Written task —
Print all records exactly, leaving nothing out.
begin
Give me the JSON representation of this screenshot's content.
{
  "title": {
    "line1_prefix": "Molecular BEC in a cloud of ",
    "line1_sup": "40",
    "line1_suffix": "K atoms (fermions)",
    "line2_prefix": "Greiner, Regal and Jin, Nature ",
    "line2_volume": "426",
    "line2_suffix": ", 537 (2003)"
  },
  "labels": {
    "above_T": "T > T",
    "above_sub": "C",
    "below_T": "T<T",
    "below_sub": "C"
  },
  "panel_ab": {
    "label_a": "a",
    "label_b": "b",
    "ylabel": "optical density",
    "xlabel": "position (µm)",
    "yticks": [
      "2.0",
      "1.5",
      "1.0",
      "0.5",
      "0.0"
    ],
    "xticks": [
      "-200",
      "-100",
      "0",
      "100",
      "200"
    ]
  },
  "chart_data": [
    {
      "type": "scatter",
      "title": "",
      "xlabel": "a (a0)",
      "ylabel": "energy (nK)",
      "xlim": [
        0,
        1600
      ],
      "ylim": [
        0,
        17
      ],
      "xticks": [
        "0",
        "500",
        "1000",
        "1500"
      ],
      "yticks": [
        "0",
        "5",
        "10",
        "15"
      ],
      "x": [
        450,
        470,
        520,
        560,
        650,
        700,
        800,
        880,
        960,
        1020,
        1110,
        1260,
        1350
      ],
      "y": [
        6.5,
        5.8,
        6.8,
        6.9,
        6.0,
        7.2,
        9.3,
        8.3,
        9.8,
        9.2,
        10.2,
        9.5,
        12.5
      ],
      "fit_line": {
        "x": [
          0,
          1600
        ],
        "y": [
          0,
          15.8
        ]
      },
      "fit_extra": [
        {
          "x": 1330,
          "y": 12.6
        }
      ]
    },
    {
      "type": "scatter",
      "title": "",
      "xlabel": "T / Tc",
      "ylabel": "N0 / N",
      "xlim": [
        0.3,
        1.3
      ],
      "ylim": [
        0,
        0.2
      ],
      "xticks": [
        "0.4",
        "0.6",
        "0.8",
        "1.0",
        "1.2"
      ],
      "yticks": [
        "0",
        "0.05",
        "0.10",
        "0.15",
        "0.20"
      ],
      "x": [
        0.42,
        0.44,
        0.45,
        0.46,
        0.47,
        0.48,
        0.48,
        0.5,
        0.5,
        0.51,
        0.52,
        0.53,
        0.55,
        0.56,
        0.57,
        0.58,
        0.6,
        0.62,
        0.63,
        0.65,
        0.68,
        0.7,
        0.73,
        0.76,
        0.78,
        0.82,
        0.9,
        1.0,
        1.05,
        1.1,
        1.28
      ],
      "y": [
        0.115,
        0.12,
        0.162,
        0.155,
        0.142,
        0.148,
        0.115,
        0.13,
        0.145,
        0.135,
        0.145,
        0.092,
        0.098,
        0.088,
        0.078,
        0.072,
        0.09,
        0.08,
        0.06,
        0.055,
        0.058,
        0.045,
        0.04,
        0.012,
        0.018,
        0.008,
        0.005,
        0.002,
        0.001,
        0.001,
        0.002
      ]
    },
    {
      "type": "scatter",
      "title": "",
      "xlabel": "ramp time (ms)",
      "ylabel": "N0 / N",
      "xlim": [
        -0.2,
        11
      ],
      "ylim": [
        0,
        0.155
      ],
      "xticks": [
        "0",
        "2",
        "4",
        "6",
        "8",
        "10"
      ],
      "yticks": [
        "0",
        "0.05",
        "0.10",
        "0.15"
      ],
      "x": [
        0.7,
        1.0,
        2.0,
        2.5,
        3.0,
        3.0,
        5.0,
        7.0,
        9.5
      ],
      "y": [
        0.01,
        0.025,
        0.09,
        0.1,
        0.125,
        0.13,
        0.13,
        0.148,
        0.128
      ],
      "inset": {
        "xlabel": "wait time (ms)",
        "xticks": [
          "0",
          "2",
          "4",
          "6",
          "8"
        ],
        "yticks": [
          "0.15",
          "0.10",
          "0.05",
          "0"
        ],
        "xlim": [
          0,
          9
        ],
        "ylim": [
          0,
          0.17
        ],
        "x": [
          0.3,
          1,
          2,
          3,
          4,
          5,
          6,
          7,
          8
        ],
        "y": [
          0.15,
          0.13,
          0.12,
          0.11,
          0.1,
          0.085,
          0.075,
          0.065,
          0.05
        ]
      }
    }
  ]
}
end
The answer —
Give me the JSON representation of this screenshot's content.
{
  "title": {
    "line1_prefix": "Molecular BEC in a cloud of ",
    "line1_sup": "40",
    "line1_suffix": "K atoms (fermions)",
    "line2_prefix": "Greiner, Regal and Jin, Nature ",
    "line2_volume": "426",
    "line2_suffix": ", 537 (2003)"
  },
  "labels": {
    "above_T": "T > T",
    "above_sub": "C",
    "below_T": "T<T",
    "below_sub": "C"
  },
  "panel_ab": {
    "label_a": "a",
    "label_b": "b",
    "ylabel": "optical density",
    "xlabel": "position (µm)",
    "yticks": [
      "2.0",
      "1.5",
      "1.0",
      "0.5",
      "0.0"
    ],
    "xticks": [
      "-200",
      "-100",
      "0",
      "100",
      "200"
    ]
  },
  "chart_data": [
    {
      "type": "scatter",
      "title": "",
      "xlabel": "a (a0)",
      "ylabel": "energy (nK)",
      "xlim": [
        0,
        1600
      ],
      "ylim": [
        0,
        17
      ],
      "xticks": [
        "0",
        "500",
        "1000",
        "1500"
      ],
      "yticks": [
        "0",
        "5",
        "10",
        "15"
      ],
      "x": [
        450,
        470,
        520,
        560,
        650,
        700,
        800,
        880,
        960,
        1020,
        1110,
        1260,
        1350
      ],
      "y": [
        6.5,
        5.8,
        6.8,
        6.9,
        6.0,
        7.2,
        9.3,
        8.3,
        9.8,
        9.2,
        10.2,
        9.5,
        12.5
      ],
      "fit_line": {
        "x": [
          0,
          1600
        ],
        "y": [
          0,
          15.8
        ]
      },
      "fit_extra": [
        {
          "x": 1330,
          "y": 12.6
        }
      ]
    },
    {
      "type": "scatter",
      "title": "",
      "xlabel": "T / Tc",
      "ylabel": "N0 / N",
      "xlim": [
        0.3,
        1.3
      ],
      "ylim": [
        0,
        0.2
      ],
      "xticks": [
        "0.4",
        "0.6",
        "0.8",
        "1.0",
        "1.2"
      ],
      "yticks": [
        "0",
        "0.05",
        "0.10",
        "0.15",
        "0.20"
      ],
      "x": [
        0.42,
        0.44,
        0.45,
        0.46,
        0.47,
        0.48,
        0.48,
        0.5,
        0.5,
        0.51,
        0.52,
        0.53,
        0.55,
        0.56,
        0.57,
        0.58,
        0.6,
        0.62,
        0.63,
        0.65,
        0.68,
        0.7,
        0.73,
        0.76,
        0.78,
        0.82,
        0.9,
        1.0,
        1.05,
        1.1,
        1.28
      ],
      "y": [
        0.115,
        0.12,
        0.162,
        0.155,
        0.142,
        0.148,
        0.115,
        0.13,
        0.145,
        0.135,
        0.145,
        0.092,
        0.098,
        0.088,
        0.078,
        0.072,
        0.09,
        0.08,
        0.06,
        0.055,
        0.058,
        0.045,
        0.04,
        0.012,
        0.018,
        0.008,
        0.005,
        0.002,
        0.001,
        0.001,
        0.002
      ]
    },
    {
      "type": "scatter",
      "title": "",
      "xlabel": "ramp time (ms)",
      "ylabel": "N0 / N",
      "xlim": [
        -0.2,
        11
      ],
      "ylim": [
        0,
        0.155
      ],
      "xticks": [
        "0",
        "2",
        "4",
        "6",
        "8",
        "10"
      ],
      "yticks": [
        "0",
        "0.05",
        "0.10",
        "0.15"
      ],
      "x": [
        0.7,
        1.0,
        2.0,
        2.5,
        3.0,
        3.0,
        5.0,
        7.0,
        9.5
      ],
      "y": [
        0.01,
        0.025,
        0.09,
        0.1,
        0.125,
        0.13,
        0.13,
        0.148,
        0.128
      ],
      "inset": {
        "xlabel": "wait time (ms)",
        "xticks": [
          "0",
          "2",
          "4",
          "6",
          "8"
        ],
        "yticks": [
          "0.15",
          "0.10",
          "0.05",
          "0"
        ],
        "xlim": [
          0,
          9
        ],
        "ylim": [
          0,
          0.17
        ],
        "x": [
          0.3,
          1,
          2,
          3,
          4,
          5,
          6,
          7,
          8
        ],
        "y": [
          0.15,
          0.13,
          0.12,
          0.11,
          0.1,
          0.085,
          0.075,
          0.065,
          0.05
        ]
      }
    }
  ]
}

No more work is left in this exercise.